> Short problem:
Beneath this sentence is a set of records; write each of them out exactly.

_ _ _ _

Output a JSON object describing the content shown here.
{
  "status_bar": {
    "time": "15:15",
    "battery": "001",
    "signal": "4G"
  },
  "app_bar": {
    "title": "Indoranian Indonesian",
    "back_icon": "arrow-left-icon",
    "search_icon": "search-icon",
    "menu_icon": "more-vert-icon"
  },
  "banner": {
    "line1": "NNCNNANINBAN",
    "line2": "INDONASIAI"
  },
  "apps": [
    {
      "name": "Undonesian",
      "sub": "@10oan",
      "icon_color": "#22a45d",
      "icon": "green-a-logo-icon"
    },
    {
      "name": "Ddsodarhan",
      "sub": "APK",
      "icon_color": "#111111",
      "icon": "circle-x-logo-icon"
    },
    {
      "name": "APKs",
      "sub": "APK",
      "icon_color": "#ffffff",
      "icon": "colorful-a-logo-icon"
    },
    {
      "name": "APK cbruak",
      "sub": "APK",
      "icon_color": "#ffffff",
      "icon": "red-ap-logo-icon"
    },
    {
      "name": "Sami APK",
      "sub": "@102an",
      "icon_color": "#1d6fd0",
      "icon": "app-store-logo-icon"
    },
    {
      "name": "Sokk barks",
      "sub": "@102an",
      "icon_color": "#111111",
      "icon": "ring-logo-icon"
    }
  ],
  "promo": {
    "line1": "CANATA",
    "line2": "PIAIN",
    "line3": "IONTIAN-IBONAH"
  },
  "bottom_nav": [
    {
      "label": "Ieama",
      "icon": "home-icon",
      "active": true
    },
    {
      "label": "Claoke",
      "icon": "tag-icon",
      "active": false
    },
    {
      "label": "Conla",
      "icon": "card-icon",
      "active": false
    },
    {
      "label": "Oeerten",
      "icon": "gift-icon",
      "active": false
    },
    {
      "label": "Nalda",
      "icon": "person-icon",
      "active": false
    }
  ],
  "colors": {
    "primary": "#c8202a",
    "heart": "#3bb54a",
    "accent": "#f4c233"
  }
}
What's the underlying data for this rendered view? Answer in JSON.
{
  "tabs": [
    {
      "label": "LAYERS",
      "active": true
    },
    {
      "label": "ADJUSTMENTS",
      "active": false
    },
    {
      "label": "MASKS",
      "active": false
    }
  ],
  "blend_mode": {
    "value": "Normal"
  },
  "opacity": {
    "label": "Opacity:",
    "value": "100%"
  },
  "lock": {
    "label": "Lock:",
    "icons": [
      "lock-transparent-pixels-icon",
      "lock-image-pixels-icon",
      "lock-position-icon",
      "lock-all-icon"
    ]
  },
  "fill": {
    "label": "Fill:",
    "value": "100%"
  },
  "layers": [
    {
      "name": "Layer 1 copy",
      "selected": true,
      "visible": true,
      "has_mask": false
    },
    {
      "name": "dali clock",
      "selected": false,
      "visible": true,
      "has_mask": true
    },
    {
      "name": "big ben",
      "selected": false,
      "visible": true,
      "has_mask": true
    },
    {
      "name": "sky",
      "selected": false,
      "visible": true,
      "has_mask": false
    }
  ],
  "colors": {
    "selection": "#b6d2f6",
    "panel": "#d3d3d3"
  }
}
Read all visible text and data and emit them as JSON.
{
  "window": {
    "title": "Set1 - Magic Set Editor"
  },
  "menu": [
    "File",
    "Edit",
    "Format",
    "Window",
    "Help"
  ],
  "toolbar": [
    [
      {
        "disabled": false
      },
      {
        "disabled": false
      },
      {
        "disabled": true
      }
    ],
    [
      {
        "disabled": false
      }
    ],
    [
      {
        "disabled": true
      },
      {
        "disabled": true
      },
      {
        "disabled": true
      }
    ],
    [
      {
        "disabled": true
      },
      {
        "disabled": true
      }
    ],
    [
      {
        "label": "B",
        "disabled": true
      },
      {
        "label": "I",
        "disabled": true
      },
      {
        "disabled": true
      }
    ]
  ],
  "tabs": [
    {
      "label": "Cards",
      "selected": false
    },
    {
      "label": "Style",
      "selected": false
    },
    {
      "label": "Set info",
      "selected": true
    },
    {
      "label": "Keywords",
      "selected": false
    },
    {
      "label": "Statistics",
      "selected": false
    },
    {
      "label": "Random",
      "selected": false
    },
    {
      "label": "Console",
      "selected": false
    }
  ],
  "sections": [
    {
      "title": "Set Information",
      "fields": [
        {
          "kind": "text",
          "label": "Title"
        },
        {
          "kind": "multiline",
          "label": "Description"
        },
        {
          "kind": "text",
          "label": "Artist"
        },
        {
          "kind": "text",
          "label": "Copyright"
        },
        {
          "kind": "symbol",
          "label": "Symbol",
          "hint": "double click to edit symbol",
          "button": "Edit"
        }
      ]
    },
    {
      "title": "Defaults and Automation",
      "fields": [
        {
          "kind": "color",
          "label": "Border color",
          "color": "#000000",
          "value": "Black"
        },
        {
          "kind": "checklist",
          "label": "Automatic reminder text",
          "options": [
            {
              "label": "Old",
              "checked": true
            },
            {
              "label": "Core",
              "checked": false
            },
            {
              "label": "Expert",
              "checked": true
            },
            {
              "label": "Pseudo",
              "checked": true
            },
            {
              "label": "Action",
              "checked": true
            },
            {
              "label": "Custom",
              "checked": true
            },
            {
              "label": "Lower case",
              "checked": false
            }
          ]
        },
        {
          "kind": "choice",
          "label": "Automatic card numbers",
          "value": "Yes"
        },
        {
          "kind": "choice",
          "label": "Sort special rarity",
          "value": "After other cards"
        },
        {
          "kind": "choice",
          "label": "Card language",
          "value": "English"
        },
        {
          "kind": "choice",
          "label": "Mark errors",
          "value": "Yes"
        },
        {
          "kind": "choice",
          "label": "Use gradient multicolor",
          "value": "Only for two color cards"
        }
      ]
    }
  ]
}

_ _ _ _

> Output of the exercise:
Output a JSON object describing the content shown here.
{
  "status_bar": {
    "time": "15:15",
    "battery": "001",
    "signal": "4G"
  },
  "app_bar": {
    "title": "Indoranian Indonesian",
    "back_icon": "arrow-left-icon",
    "search_icon": "search-icon",
    "menu_icon": "more-vert-icon"
  },
  "banner": {
    "line1": "NNCNNANINBAN",
    "line2": "INDONASIAI"
  },
  "apps": [
    {
      "name": "Undonesian",
      "sub": "@10oan",
      "icon_color": "#22a45d",
      "icon": "green-a-logo-icon"
    },
    {
      "name": "Ddsodarhan",
      "sub": "APK",
      "icon_color": "#111111",
      "icon": "circle-x-logo-icon"
    },
    {
      "name": "APKs",
      "sub": "APK",
      "icon_color": "#ffffff",
      "icon": "colorful-a-logo-icon"
    },
    {
      "name": "APK cbruak",
      "sub": "APK",
      "icon_color": "#ffffff",
      "icon": "red-ap-logo-icon"
    },
    {
      "name": "Sami APK",
      "sub": "@102an",
      "icon_color": "#1d6fd0",
      "icon": "app-store-logo-icon"
    },
    {
      "name": "Sokk barks",
      "sub": "@102an",
      "icon_color": "#111111",
      "icon": "ring-logo-icon"
    }
  ],
  "promo": {
    "line1": "CANATA",
    "line2": "PIAIN",
    "line3": "IONTIAN-IBONAH"
  },
  "bottom_nav": [
    {
      "label": "Ieama",
      "icon": "home-icon",
      "active": true
    },
    {
      "label": "Claoke",
      "icon": "tag-icon",
      "active": false
    },
    {
      "label": "Conla",
      "icon": "card-icon",
      "active": false
    },
    {
      "label": "Oeerten",
      "icon": "gift-icon",
      "active": false
    },
    {
      "label": "Nalda",
      "icon": "person-icon",
      "active": false
    }
  ],
  "colors": {
    "primary": "#c8202a",
    "heart": "#3bb54a",
    "accent": "#f4c233"
  }
}
What's the underlying data for this rendered view? Answer in JSON.
{
  "tabs": [
    {
      "label": "LAYERS",
      "active": true
    },
    {
      "label": "ADJUSTMENTS",
      "active": false
    },
    {
      "label": "MASKS",
      "active": false
    }
  ],
  "blend_mode": {
    "value": "Normal"
  },
  "opacity": {
    "label": "Opacity:",
    "value": "100%"
  },
  "lock": {
    "label": "Lock:",
    "icons": [
      "lock-transparent-pixels-icon",
      "lock-image-pixels-icon",
      "lock-position-icon",
      "lock-all-icon"
    ]
  },
  "fill": {
    "label": "Fill:",
    "value": "100%"
  },
  "layers": [
    {
      "name": "Layer 1 copy",
      "selected": true,
      "visible": true,
      "has_mask": false
    },
    {
      "name": "dali clock",
      "selected": false,
      "visible": true,
      "has_mask": true
    },
    {
      "name": "big ben",
      "selected": false,
      "visible": true,
      "has_mask": true
    },
    {
      "name": "sky",
      "selected": false,
      "visible": true,
      "has_mask": false
    }
  ],
  "colors": {
    "selection": "#b6d2f6",
    "panel": "#d3d3d3"
  }
}
Read all visible text and data and emit them as JSON.
{
  "window": {
    "title": "Set1 - Magic Set Editor"
  },
  "menu": [
    "File",
    "Edit",
    "Format",
    "Window",
    "Help"
  ],
  "toolbar": [
    [
      {
        "disabled": false
      },
      {
        "disabled": false
      },
      {
        "disabled": true
      }
    ],
    [
      {
        "disabled": false
      }
    ],
    [
      {
        "disabled": true
      },
      {
        "disabled": true
      },
      {
        "disabled": true
      }
    ],
    [
      {
        "disabled": true
      },
      {
        "disabled": true
      }
    ],
    [
      {
        "label": "B",
        "disabled": true
      },
      {
        "label": "I",
        "disabled": true
      },
      {
        "disabled": true
      }
    ]
  ],
  "tabs": [
    {
      "label": "Cards",
      "selected": false
    },
    {
      "label": "Style",
      "selected": false
    },
    {
      "label": "Set info",
      "selected": true
    },
    {
      "label": "Keywords",
      "selected": false
    },
    {
      "label": "Statistics",
      "selected": false
    },
    {
      "label": "Random",
      "selected": false
    },
    {
      "label": "Console",
      "selected": false
    }
  ],
  "sections": [
    {
      "title": "Set Information",
      "fields": [
        {
          "kind": "text",
          "label": "Title"
        },
        {
          "kind": "multiline",
          "label": "Description"
        },
        {
          "kind": "text",
          "label": "Artist"
        },
        {
          "kind": "text",
          "label": "Copyright"
        },
        {
          "kind": "symbol",
          "label": "Symbol",
          "hint": "double click to edit symbol",
          "button": "Edit"
        }
      ]
    },
    {
      "title": "Defaults and Automation",
      "fields": [
        {
          "kind": "color",
          "label": "Border color",
          "color": "#000000",
          "value": "Black"
        },
        {
          "kind": "checklist",
          "label": "Automatic reminder text",
          "options": [
            {
              "label": "Old",
              "checked": true
            },
            {
              "label": "Core",
              "checked": false
            },
            {
              "label": "Expert",
              "checked": true
            },
            {
              "label": "Pseudo",
              "checked": true
            },
            {
              "label": "Action",
              "checked": true
            },
            {
              "label": "Custom",
              "checked": true
            },
            {
              "label": "Lower case",
              "checked": false
            }
          ]
        },
        {
          "kind": "choice",
          "label": "Automatic card numbers",
          "value": "Yes"
        },
        {
          "kind": "choice",
          "label": "Sort special rarity",
          "value": "After other cards"
        },
        {
          "kind": "choice",
          "label": "Card language",
          "value": "English"
        },
        {
          "kind": "choice",
          "label": "Mark errors",
          "value": "Yes"
        },
        {
          "kind": "choice",
          "label": "Use gradient multicolor",
          "value": "Only for two color cards"
        }
      ]
    }
  ]
}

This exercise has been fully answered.